-- SELECTED PASSAGE --
▼▼▼

Judge of the United States District Court for the District of Massachusetts
- Incumbent
- Assumed office June 10, 2014
- Appointed by: Barack Obama
- Preceded by: Joseph L. Tauro

Chief Magistrate Judge of United States District Court for the District of Massachusetts
- In office 2012 – June 10, 2014

Magistrate Judge of the United States District Court for the District of Massachusetts
- In office April 11, 2005 – June 10, 2014

Personal details
- Born: 1961 (age 64–65) Hartford, Connecticut, U.S.
- Education: Yale University (BA) Columbia University (JD)

= Leo T. Sorokin =

American judge (born 1961)

Leo Theodore Sorokin (born 1961) is a United States district judge of the United States District Court for the District of Massachusetts and former United States magistrate judge of the same court.

▲▲▲

-- DATA TO EXAMINE --
▼▼▼

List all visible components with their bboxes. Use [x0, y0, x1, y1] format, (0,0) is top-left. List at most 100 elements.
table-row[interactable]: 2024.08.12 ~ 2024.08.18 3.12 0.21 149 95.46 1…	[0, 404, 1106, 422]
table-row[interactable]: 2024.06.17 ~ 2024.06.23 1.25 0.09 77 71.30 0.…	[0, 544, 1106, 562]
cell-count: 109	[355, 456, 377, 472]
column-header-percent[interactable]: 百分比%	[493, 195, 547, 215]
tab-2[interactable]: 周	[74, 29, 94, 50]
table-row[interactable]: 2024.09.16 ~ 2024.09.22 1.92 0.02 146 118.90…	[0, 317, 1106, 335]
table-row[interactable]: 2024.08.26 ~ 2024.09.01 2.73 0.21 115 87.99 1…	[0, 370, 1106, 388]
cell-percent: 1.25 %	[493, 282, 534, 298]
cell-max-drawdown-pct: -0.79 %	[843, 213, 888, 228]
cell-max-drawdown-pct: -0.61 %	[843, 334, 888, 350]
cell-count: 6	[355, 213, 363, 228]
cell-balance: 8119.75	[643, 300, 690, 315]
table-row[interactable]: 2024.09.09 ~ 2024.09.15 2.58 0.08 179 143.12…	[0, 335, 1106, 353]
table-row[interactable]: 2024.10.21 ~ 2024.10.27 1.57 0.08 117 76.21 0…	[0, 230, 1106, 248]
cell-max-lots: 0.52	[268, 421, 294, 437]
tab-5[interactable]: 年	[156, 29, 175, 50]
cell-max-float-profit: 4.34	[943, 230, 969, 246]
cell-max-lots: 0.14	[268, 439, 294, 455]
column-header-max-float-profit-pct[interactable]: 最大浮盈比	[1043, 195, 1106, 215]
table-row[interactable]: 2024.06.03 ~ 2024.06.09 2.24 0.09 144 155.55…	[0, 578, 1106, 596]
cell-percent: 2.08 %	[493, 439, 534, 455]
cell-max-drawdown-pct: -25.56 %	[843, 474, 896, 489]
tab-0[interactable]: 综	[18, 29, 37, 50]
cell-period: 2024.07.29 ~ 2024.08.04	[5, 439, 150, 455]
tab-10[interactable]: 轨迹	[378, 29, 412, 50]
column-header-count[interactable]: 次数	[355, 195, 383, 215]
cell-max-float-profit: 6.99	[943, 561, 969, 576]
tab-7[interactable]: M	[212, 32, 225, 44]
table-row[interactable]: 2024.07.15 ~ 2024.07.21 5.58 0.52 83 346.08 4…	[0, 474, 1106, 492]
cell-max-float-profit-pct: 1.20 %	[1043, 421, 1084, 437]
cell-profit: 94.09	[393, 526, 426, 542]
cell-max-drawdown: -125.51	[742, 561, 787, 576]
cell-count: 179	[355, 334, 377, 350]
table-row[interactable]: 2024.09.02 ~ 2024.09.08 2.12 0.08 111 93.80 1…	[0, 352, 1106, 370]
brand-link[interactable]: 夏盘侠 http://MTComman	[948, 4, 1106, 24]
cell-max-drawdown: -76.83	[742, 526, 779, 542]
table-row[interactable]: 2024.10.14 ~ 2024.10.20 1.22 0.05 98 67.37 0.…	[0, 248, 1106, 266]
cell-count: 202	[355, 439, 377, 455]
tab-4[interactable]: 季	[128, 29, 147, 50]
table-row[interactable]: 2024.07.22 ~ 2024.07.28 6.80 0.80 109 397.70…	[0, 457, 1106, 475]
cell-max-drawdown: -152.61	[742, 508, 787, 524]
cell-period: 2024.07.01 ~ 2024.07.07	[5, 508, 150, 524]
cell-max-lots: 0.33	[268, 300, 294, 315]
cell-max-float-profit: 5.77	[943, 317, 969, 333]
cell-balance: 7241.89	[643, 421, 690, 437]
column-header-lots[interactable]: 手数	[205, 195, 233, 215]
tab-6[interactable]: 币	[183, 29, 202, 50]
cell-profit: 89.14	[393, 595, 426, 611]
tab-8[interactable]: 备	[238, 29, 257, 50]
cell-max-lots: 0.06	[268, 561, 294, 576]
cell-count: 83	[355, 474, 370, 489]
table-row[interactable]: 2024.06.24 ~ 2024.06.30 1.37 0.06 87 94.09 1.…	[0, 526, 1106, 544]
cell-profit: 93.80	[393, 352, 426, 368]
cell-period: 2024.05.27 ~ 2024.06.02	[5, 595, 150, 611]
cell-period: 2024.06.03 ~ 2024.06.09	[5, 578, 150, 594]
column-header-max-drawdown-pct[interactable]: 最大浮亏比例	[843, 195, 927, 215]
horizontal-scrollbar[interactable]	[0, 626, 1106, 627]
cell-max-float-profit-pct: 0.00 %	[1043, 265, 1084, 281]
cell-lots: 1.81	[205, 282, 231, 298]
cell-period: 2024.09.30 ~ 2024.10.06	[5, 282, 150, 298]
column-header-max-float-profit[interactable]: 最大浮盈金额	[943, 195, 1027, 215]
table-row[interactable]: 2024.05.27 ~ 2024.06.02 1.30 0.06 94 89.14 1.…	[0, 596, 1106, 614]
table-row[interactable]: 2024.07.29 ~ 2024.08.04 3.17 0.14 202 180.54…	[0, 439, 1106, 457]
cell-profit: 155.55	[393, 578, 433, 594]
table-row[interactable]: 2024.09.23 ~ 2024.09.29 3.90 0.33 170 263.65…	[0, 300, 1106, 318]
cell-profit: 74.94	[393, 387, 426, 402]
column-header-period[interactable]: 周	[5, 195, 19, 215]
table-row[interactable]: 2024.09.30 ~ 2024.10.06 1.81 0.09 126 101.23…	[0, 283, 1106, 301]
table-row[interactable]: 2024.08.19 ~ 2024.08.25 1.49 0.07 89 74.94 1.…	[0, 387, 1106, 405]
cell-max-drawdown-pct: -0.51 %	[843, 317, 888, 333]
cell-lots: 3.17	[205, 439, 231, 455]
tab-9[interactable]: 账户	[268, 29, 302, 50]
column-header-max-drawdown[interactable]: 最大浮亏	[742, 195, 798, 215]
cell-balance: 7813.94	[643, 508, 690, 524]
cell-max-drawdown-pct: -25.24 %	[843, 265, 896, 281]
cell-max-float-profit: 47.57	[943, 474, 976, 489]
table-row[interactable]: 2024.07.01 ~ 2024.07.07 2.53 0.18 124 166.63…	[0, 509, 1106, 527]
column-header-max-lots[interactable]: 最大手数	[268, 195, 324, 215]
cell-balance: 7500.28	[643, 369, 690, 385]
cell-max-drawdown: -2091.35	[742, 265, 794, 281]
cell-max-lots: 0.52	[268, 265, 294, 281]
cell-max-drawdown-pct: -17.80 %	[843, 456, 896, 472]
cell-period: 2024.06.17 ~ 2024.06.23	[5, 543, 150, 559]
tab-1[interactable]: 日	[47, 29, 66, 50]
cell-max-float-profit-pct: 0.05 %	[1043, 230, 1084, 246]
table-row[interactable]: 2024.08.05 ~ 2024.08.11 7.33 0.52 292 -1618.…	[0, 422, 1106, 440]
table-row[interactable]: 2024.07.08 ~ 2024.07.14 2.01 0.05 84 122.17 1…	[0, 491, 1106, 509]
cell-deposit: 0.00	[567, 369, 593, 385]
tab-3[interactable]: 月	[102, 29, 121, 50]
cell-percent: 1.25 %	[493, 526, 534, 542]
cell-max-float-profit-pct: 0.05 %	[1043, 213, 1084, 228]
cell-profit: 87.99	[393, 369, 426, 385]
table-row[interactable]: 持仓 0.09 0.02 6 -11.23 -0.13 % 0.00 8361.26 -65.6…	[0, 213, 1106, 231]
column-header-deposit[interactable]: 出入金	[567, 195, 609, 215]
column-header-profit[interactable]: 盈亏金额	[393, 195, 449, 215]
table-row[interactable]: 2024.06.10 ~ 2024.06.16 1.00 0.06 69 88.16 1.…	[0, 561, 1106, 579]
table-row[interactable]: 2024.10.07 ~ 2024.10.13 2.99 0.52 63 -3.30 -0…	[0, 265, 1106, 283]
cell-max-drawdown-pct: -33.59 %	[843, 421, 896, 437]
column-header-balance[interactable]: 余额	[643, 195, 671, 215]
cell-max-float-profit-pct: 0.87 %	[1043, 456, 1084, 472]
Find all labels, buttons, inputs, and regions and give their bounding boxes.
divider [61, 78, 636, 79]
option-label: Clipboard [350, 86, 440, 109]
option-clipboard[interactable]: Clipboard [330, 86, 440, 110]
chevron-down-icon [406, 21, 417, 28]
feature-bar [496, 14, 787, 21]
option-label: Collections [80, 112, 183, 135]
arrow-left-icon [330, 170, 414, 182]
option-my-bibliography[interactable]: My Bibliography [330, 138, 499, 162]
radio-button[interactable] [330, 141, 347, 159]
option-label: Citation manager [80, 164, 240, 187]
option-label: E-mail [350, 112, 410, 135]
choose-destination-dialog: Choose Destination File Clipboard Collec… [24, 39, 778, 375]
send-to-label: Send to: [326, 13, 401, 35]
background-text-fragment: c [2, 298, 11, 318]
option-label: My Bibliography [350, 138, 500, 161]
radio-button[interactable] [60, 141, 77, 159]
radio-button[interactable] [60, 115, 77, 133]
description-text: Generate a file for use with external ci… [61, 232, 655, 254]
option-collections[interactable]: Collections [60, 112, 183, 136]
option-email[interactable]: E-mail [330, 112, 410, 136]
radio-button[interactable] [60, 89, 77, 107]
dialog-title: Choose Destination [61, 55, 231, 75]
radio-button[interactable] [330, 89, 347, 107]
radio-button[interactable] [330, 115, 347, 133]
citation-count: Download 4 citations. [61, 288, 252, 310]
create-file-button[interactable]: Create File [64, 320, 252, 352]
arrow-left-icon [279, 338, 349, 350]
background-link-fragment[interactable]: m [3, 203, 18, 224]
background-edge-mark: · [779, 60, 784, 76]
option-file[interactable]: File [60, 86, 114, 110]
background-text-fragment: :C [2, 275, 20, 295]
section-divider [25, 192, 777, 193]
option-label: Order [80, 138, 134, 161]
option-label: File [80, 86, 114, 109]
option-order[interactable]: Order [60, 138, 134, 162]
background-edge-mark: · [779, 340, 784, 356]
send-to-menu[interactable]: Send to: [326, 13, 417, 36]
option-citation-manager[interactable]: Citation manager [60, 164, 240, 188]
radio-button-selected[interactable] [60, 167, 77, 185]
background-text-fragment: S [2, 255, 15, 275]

▲▲▲

-- WHAT TO DO --
Answer these questions from the Leo T. Sorokin biography:
1. Whom did Sorokin succeed as district judge?
2. On what date did he begin serving as a magistrate judge?
3. In what city was he born?

-- EXERCISE OUTPUT --
1. Joseph L. Tauro
2. April 11, 2005
3. Hartford, Connecticut